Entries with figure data
★ ★ ★ ★ ★
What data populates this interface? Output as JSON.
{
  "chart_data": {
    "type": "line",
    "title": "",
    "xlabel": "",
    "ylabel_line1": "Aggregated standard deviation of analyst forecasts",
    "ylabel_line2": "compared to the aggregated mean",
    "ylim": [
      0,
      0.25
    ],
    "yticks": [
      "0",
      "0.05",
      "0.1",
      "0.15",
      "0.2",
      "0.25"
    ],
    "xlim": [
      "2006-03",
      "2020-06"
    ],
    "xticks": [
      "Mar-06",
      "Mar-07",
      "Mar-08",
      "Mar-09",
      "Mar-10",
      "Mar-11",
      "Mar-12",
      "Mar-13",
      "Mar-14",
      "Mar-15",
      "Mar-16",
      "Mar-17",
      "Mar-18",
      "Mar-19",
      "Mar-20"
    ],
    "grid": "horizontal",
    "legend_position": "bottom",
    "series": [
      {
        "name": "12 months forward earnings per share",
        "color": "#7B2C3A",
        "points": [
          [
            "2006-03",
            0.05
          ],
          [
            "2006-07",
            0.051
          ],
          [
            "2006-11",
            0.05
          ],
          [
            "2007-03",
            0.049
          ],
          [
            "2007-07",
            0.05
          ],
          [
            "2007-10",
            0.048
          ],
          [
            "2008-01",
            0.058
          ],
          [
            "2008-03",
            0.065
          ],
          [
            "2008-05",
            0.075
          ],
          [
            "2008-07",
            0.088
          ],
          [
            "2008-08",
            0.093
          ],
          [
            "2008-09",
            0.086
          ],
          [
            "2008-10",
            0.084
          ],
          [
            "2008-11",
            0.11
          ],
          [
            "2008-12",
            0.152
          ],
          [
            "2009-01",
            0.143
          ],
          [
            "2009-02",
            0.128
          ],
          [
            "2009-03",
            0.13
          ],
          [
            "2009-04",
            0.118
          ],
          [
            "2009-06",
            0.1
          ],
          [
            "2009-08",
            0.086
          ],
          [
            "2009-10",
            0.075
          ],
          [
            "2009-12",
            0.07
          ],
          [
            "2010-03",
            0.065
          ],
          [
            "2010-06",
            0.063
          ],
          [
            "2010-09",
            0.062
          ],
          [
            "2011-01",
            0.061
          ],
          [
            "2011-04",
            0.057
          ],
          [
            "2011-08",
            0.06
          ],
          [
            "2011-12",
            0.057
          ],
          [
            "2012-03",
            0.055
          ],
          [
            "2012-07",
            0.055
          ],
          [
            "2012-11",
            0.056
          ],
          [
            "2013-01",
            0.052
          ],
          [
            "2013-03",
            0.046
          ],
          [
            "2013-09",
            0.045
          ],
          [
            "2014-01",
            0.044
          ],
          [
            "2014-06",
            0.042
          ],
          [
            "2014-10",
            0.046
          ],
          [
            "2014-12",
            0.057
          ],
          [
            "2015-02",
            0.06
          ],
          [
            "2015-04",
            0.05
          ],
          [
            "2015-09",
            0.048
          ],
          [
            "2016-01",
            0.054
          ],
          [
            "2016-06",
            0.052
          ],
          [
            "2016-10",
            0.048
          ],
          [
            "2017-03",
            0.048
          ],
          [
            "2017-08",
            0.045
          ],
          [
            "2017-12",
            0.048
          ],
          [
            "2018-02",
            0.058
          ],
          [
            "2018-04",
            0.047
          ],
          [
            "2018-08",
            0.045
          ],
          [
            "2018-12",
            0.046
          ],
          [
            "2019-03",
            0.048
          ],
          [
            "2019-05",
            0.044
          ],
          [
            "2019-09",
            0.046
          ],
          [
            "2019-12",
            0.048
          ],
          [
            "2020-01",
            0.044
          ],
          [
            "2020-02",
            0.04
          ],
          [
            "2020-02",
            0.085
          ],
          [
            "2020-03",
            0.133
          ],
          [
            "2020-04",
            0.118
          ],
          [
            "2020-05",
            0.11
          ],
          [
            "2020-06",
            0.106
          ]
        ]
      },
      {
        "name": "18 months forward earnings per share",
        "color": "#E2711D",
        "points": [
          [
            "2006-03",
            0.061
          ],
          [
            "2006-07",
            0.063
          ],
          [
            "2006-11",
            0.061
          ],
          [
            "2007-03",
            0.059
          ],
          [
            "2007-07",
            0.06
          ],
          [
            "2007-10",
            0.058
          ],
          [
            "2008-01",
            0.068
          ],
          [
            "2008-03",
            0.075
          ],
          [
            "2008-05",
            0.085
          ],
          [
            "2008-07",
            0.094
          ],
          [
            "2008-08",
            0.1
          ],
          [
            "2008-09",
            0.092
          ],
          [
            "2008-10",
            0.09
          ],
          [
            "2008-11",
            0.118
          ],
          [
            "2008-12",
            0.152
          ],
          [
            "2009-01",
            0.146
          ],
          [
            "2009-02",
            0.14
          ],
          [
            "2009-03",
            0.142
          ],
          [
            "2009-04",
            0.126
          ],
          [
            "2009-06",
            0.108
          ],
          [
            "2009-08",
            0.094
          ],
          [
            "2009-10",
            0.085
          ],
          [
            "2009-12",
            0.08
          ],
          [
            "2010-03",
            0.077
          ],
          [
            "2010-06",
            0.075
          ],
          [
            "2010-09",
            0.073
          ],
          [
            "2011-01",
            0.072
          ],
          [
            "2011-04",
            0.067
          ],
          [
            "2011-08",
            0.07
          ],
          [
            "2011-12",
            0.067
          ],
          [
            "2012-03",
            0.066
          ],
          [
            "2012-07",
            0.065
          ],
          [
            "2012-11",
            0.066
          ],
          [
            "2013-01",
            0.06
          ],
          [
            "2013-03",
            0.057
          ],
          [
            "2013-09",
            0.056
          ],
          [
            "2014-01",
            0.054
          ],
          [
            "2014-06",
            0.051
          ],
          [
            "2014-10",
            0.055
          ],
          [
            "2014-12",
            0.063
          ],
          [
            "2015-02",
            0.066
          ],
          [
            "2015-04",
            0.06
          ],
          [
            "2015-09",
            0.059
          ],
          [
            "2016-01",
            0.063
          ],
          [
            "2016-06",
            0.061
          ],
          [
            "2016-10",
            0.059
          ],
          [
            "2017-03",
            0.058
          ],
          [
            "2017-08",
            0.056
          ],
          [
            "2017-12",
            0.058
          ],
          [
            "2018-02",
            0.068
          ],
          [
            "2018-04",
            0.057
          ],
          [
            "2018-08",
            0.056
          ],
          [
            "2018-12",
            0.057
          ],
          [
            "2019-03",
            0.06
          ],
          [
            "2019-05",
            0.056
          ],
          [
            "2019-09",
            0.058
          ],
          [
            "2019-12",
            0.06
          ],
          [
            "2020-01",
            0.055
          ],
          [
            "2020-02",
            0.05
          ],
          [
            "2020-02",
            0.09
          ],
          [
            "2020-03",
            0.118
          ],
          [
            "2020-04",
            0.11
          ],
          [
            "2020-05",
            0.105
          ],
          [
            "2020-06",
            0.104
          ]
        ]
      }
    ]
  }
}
★ ★ ★ ★ ★
**Exercise task**
What is the number of lines above that hold the string "share"? Answer with that number alone.

**Reply to the exercise**
2